» **Records from a data source**

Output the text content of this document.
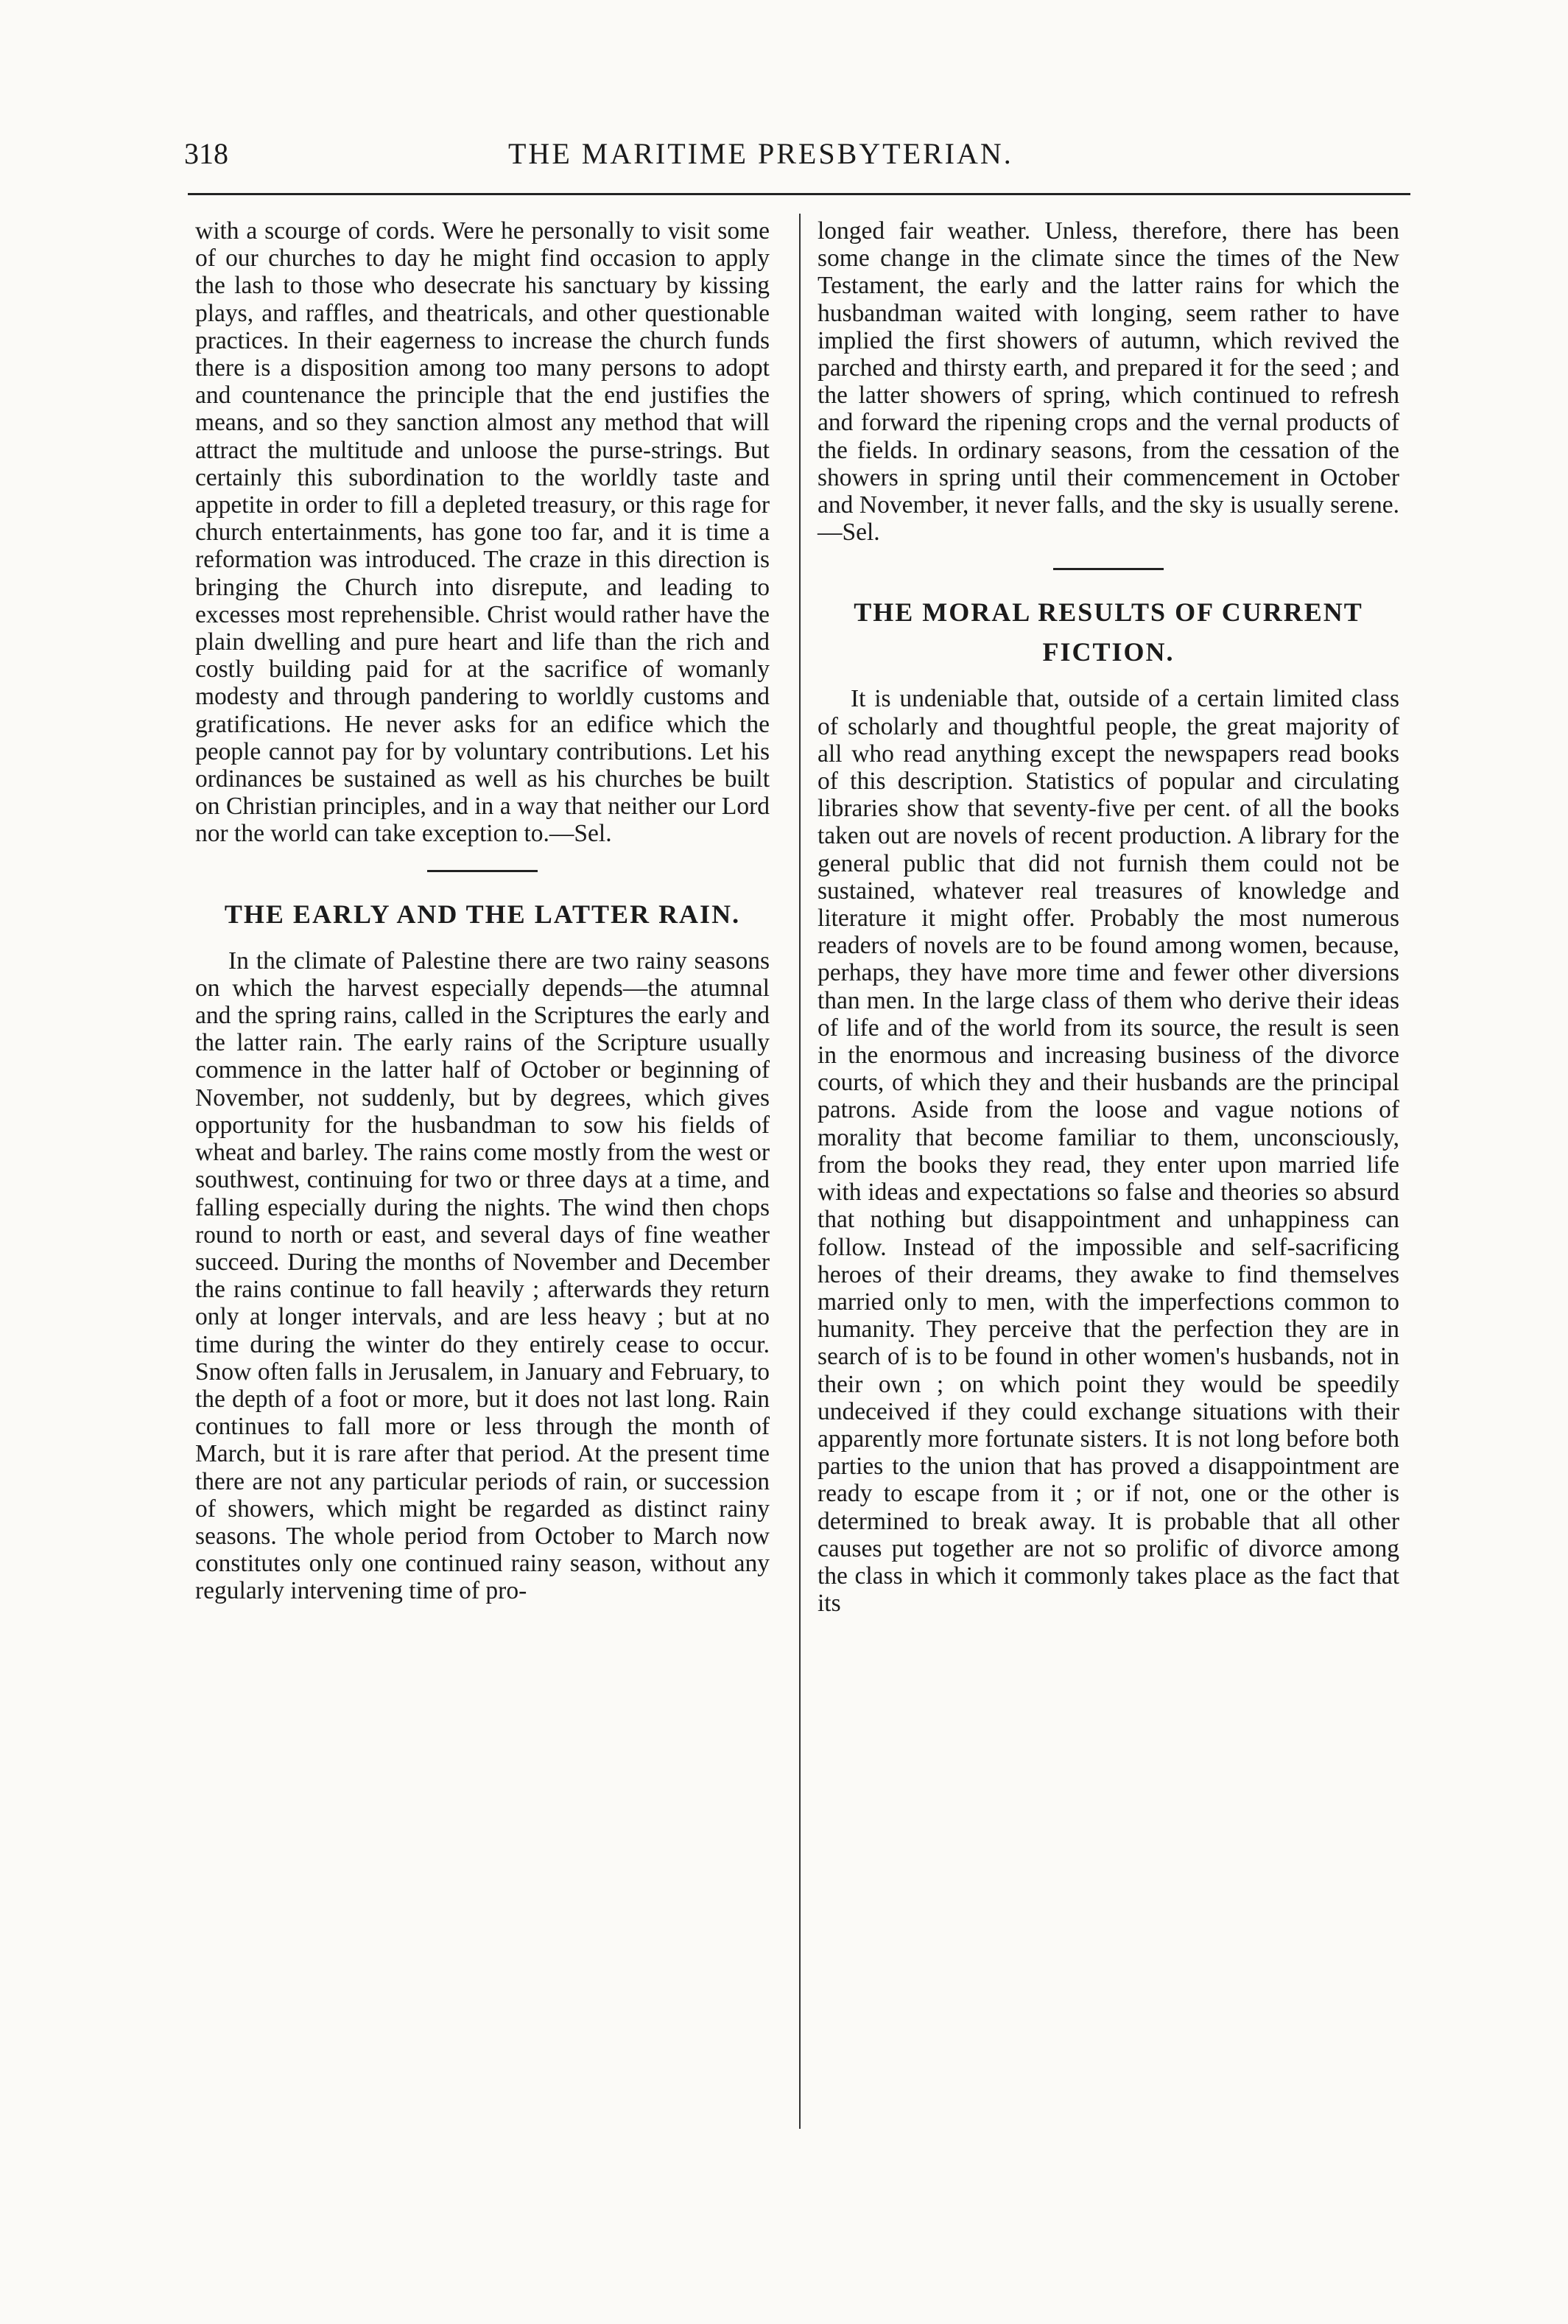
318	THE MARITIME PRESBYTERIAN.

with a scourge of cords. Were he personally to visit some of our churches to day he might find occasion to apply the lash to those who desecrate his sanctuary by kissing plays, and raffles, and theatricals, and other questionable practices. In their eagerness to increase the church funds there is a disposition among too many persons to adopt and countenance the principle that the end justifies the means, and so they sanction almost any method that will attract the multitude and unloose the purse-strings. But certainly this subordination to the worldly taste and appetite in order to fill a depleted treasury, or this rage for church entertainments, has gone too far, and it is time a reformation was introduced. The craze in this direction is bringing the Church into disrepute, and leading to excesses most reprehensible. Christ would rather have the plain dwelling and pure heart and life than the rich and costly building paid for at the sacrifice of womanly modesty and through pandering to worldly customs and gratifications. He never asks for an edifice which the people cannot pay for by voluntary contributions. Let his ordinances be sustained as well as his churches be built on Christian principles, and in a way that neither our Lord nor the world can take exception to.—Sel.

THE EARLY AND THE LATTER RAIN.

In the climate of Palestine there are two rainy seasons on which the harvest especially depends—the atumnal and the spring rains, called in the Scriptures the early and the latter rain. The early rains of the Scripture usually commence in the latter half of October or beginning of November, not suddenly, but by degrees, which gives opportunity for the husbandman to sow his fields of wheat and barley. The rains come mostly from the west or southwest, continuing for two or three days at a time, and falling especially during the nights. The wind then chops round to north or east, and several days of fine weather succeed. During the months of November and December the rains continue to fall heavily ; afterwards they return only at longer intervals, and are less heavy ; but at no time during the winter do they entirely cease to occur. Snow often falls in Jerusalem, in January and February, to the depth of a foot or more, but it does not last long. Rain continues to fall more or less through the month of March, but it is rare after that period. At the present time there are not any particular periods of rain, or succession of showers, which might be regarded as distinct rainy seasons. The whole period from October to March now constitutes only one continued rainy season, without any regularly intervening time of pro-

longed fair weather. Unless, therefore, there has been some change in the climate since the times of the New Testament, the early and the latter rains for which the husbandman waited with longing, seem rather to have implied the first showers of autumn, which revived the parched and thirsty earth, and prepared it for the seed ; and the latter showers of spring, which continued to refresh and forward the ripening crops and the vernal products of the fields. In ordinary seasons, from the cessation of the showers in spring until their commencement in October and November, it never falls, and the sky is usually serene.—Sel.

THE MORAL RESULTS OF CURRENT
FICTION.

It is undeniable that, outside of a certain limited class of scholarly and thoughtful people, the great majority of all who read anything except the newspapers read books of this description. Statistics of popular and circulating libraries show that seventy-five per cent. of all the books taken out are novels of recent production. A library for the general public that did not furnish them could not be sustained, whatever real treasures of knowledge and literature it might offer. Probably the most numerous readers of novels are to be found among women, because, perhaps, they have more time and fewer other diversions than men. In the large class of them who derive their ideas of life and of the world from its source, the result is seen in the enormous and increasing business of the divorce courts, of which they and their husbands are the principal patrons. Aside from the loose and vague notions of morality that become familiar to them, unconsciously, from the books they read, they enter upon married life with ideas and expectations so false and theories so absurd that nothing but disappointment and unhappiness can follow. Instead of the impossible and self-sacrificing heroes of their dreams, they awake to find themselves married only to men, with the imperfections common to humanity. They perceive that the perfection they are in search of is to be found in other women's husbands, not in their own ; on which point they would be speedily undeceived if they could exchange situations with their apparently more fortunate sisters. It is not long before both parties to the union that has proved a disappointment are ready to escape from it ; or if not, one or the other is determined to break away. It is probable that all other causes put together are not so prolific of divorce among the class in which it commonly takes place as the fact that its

--

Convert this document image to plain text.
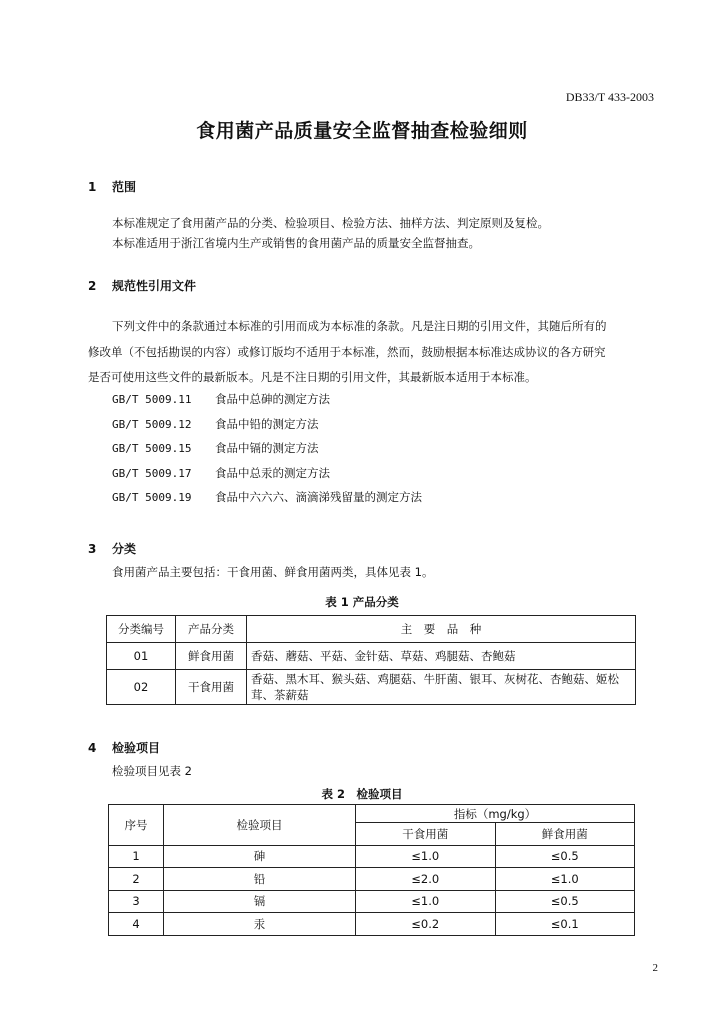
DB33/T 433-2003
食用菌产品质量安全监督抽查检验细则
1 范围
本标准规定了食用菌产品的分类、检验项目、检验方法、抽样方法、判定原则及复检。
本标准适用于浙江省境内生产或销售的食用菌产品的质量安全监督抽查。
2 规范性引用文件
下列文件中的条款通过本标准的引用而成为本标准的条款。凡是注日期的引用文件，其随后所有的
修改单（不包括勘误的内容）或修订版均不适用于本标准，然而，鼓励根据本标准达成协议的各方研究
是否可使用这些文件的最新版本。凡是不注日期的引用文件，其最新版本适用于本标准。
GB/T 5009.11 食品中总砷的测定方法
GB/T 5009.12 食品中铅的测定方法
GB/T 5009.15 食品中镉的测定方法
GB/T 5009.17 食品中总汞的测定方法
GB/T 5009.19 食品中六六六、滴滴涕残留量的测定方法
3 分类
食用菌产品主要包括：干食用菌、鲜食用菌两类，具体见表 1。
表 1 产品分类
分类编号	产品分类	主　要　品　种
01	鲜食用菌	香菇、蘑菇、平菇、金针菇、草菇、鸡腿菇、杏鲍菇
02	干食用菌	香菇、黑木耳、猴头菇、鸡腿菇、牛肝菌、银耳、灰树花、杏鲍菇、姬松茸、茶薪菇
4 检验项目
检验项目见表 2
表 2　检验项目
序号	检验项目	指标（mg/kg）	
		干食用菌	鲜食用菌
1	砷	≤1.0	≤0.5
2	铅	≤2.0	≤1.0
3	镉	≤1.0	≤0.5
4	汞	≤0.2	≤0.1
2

» **WRITTEN TASK**
Identify all lines in the records above with the word "干食用菌".

» **THE ANSWER**
食用菌产品主要包括：干食用菌、鲜食用菌两类，具体见表 1。
02	干食用菌	香菇、黑木耳、猴头菇、鸡腿菇、牛肝菌、银耳、灰树花、杏鲍菇、姬松茸、茶薪菇
		干食用菌	鲜食用菌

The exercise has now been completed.